### WHAT IS REQUIRED
Retype the data below verbatim, line for line.

### EXTRACTED DATA
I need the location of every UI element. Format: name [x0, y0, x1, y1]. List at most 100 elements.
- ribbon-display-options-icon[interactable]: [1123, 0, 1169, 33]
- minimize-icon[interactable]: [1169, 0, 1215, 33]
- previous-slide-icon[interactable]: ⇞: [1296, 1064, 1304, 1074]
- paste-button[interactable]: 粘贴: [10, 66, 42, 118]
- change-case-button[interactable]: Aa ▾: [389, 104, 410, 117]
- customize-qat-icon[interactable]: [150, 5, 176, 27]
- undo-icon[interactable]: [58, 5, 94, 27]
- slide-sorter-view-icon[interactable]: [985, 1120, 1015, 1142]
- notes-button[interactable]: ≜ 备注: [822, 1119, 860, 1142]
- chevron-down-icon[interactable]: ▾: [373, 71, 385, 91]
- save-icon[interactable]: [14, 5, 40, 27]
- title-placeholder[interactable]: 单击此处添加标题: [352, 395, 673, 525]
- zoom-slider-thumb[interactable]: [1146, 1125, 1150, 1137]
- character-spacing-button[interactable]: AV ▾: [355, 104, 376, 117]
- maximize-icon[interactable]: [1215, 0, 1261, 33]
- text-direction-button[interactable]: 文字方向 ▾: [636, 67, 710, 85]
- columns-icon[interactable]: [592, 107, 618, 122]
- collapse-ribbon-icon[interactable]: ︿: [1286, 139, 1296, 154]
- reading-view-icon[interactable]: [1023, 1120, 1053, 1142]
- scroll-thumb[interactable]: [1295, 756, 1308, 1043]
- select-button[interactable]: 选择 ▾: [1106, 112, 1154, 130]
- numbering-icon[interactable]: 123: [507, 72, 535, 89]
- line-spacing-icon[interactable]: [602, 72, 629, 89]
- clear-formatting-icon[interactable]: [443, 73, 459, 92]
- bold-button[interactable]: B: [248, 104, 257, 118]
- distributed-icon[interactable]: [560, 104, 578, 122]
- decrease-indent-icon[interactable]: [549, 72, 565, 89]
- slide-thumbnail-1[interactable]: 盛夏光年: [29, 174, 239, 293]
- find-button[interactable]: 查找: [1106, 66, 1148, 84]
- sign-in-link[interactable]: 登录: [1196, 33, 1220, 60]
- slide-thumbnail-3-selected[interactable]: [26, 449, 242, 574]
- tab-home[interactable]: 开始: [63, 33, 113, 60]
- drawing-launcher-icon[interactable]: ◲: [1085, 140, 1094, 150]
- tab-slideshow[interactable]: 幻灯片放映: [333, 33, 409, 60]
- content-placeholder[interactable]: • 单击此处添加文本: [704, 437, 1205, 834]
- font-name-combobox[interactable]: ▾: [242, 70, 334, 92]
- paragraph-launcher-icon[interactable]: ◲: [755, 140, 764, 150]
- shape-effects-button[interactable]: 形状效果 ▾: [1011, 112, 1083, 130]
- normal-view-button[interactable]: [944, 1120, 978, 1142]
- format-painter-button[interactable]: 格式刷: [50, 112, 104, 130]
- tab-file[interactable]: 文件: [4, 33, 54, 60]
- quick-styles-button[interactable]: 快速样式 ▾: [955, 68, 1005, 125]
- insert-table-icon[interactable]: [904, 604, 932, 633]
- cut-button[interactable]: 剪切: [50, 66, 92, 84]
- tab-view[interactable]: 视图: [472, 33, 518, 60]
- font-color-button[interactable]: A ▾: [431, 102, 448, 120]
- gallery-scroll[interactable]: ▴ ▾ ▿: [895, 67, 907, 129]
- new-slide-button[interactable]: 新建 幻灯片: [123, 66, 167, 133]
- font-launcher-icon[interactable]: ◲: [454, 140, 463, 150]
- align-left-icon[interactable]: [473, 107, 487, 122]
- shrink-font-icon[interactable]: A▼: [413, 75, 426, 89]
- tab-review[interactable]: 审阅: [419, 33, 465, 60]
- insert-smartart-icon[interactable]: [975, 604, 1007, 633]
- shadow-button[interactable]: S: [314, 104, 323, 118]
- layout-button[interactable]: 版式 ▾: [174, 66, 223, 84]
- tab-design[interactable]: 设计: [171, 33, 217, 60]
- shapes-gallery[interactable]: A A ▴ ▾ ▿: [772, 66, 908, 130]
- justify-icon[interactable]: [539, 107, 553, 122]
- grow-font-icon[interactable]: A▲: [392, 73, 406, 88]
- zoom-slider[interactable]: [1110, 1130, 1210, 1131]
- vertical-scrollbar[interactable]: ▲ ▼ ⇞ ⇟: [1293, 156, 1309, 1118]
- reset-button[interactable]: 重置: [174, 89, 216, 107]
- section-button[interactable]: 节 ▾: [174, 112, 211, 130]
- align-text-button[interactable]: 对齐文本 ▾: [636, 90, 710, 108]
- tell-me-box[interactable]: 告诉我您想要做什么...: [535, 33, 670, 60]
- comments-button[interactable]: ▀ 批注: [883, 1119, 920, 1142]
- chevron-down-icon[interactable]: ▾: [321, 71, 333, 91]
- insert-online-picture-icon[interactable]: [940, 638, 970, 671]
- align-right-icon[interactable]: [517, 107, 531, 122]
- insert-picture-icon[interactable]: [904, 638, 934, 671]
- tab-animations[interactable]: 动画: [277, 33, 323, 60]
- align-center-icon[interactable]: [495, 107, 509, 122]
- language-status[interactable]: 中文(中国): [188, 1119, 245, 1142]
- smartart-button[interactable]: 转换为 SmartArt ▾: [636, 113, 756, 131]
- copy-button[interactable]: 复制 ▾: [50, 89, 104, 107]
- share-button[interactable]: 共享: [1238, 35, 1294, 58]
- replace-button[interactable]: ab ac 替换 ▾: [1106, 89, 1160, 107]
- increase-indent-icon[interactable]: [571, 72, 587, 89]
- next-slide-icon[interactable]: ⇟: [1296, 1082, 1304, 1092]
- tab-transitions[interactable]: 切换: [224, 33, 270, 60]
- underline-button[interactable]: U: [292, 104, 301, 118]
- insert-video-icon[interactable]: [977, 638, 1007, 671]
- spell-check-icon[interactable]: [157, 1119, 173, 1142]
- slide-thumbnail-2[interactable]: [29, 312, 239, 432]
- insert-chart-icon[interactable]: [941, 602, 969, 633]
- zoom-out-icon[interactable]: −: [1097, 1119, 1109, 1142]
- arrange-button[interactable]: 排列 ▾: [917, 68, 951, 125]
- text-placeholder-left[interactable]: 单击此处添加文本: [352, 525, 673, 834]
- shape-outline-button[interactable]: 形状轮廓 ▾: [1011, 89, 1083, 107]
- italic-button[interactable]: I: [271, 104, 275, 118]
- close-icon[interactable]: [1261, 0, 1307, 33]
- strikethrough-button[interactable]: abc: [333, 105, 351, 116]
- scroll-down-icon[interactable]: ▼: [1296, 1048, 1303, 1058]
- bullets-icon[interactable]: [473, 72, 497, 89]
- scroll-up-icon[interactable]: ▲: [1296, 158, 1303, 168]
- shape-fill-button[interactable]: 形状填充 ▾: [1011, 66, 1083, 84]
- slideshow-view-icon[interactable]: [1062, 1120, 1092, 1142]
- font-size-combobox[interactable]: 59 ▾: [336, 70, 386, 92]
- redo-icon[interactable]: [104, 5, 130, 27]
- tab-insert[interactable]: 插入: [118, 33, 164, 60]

### OUTPUT
I need the location of every UI element. Format: name [x0, y0, x1, y1]. List at most 100 elements.
- ribbon-display-options-icon[interactable]: [1123, 0, 1169, 33]
- minimize-icon[interactable]: [1169, 0, 1215, 33]
- previous-slide-icon[interactable]: ⇞: [1296, 1064, 1304, 1074]
- paste-button[interactable]: 粘贴: [10, 66, 42, 118]
- change-case-button[interactable]: Aa ▾: [389, 104, 410, 117]
- customize-qat-icon[interactable]: [150, 5, 176, 27]
- undo-icon[interactable]: [58, 5, 94, 27]
- slide-sorter-view-icon[interactable]: [985, 1120, 1015, 1142]
- notes-button[interactable]: ≜ 备注: [822, 1119, 860, 1142]
- chevron-down-icon[interactable]: ▾: [373, 71, 385, 91]
- save-icon[interactable]: [14, 5, 40, 27]
- title-placeholder[interactable]: 单击此处添加标题: [352, 395, 673, 525]
- zoom-slider-thumb[interactable]: [1146, 1125, 1150, 1137]
- character-spacing-button[interactable]: AV ▾: [355, 104, 376, 117]
- maximize-icon[interactable]: [1215, 0, 1261, 33]
- text-direction-button[interactable]: 文字方向 ▾: [636, 67, 710, 85]
- columns-icon[interactable]: [592, 107, 618, 122]
- collapse-ribbon-icon[interactable]: ︿: [1286, 139, 1296, 154]
- reading-view-icon[interactable]: [1023, 1120, 1053, 1142]
- scroll-thumb[interactable]: [1295, 756, 1308, 1043]
- select-button[interactable]: 选择 ▾: [1106, 112, 1154, 130]
- numbering-icon[interactable]: 123: [507, 72, 535, 89]
- line-spacing-icon[interactable]: [602, 72, 629, 89]
- clear-formatting-icon[interactable]: [443, 73, 459, 92]
- bold-button[interactable]: B: [248, 104, 257, 118]
- distributed-icon[interactable]: [560, 104, 578, 122]
- decrease-indent-icon[interactable]: [549, 72, 565, 89]
- slide-thumbnail-1[interactable]: 盛夏光年: [29, 174, 239, 293]
- find-button[interactable]: 查找: [1106, 66, 1148, 84]
- sign-in-link[interactable]: 登录: [1196, 33, 1220, 60]
- slide-thumbnail-3-selected[interactable]: [26, 449, 242, 574]
- tab-home[interactable]: 开始: [63, 33, 113, 60]
- drawing-launcher-icon[interactable]: ◲: [1085, 140, 1094, 150]
- tab-slideshow[interactable]: 幻灯片放映: [333, 33, 409, 60]
- content-placeholder[interactable]: • 单击此处添加文本: [704, 437, 1205, 834]
- font-name-combobox[interactable]: ▾: [242, 70, 334, 92]
- paragraph-launcher-icon[interactable]: ◲: [755, 140, 764, 150]
- shape-effects-button[interactable]: 形状效果 ▾: [1011, 112, 1083, 130]
- normal-view-button[interactable]: [944, 1120, 978, 1142]
- format-painter-button[interactable]: 格式刷: [50, 112, 104, 130]
- tab-file[interactable]: 文件: [4, 33, 54, 60]
- quick-styles-button[interactable]: 快速样式 ▾: [955, 68, 1005, 125]
- insert-table-icon[interactable]: [904, 604, 932, 633]
- cut-button[interactable]: 剪切: [50, 66, 92, 84]
- tab-view[interactable]: 视图: [472, 33, 518, 60]
- font-color-button[interactable]: A ▾: [431, 102, 448, 120]
- gallery-scroll[interactable]: ▴ ▾ ▿: [895, 67, 907, 129]
- new-slide-button[interactable]: 新建 幻灯片: [123, 66, 167, 133]
- font-launcher-icon[interactable]: ◲: [454, 140, 463, 150]
- align-left-icon[interactable]: [473, 107, 487, 122]
- shrink-font-icon[interactable]: A▼: [413, 75, 426, 89]
- tab-review[interactable]: 审阅: [419, 33, 465, 60]
- insert-smartart-icon[interactable]: [975, 604, 1007, 633]
- shadow-button[interactable]: S: [314, 104, 323, 118]
- layout-button[interactable]: 版式 ▾: [174, 66, 223, 84]
- tab-design[interactable]: 设计: [171, 33, 217, 60]
- shapes-gallery[interactable]: A A ▴ ▾ ▿: [772, 66, 908, 130]
- justify-icon[interactable]: [539, 107, 553, 122]
- grow-font-icon[interactable]: A▲: [392, 73, 406, 88]
- zoom-slider[interactable]: [1110, 1130, 1210, 1131]
- vertical-scrollbar[interactable]: ▲ ▼ ⇞ ⇟: [1293, 156, 1309, 1118]
- reset-button[interactable]: 重置: [174, 89, 216, 107]
- section-button[interactable]: 节 ▾: [174, 112, 211, 130]
- align-text-button[interactable]: 对齐文本 ▾: [636, 90, 710, 108]
- tell-me-box[interactable]: 告诉我您想要做什么...: [535, 33, 670, 60]
- comments-button[interactable]: ▀ 批注: [883, 1119, 920, 1142]
- chevron-down-icon[interactable]: ▾: [321, 71, 333, 91]
- insert-online-picture-icon[interactable]: [940, 638, 970, 671]
- align-right-icon[interactable]: [517, 107, 531, 122]
- insert-picture-icon[interactable]: [904, 638, 934, 671]
- tab-animations[interactable]: 动画: [277, 33, 323, 60]
- align-center-icon[interactable]: [495, 107, 509, 122]
- language-status[interactable]: 中文(中国): [188, 1119, 245, 1142]
- smartart-button[interactable]: 转换为 SmartArt ▾: [636, 113, 756, 131]
- copy-button[interactable]: 复制 ▾: [50, 89, 104, 107]
- share-button[interactable]: 共享: [1238, 35, 1294, 58]
- replace-button[interactable]: ab ac 替换 ▾: [1106, 89, 1160, 107]
- increase-indent-icon[interactable]: [571, 72, 587, 89]
- next-slide-icon[interactable]: ⇟: [1296, 1082, 1304, 1092]
- tab-transitions[interactable]: 切换: [224, 33, 270, 60]
- underline-button[interactable]: U: [292, 104, 301, 118]
- insert-video-icon[interactable]: [977, 638, 1007, 671]
- spell-check-icon[interactable]: [157, 1119, 173, 1142]
- slide-thumbnail-2[interactable]: [29, 312, 239, 432]
- insert-chart-icon[interactable]: [941, 602, 969, 633]
- zoom-out-icon[interactable]: −: [1097, 1119, 1109, 1142]
- arrange-button[interactable]: 排列 ▾: [917, 68, 951, 125]
- text-placeholder-left[interactable]: 单击此处添加文本: [352, 525, 673, 834]
- shape-outline-button[interactable]: 形状轮廓 ▾: [1011, 89, 1083, 107]
- italic-button[interactable]: I: [271, 104, 275, 118]
- close-icon[interactable]: [1261, 0, 1307, 33]
- strikethrough-button[interactable]: abc: [333, 105, 351, 116]
- scroll-down-icon[interactable]: ▼: [1296, 1048, 1303, 1058]
- bullets-icon[interactable]: [473, 72, 497, 89]
- scroll-up-icon[interactable]: ▲: [1296, 158, 1303, 168]
- shape-fill-button[interactable]: 形状填充 ▾: [1011, 66, 1083, 84]
- slideshow-view-icon[interactable]: [1062, 1120, 1092, 1142]
- font-size-combobox[interactable]: 59 ▾: [336, 70, 386, 92]
- redo-icon[interactable]: [104, 5, 130, 27]
- tab-insert[interactable]: 插入: [118, 33, 164, 60]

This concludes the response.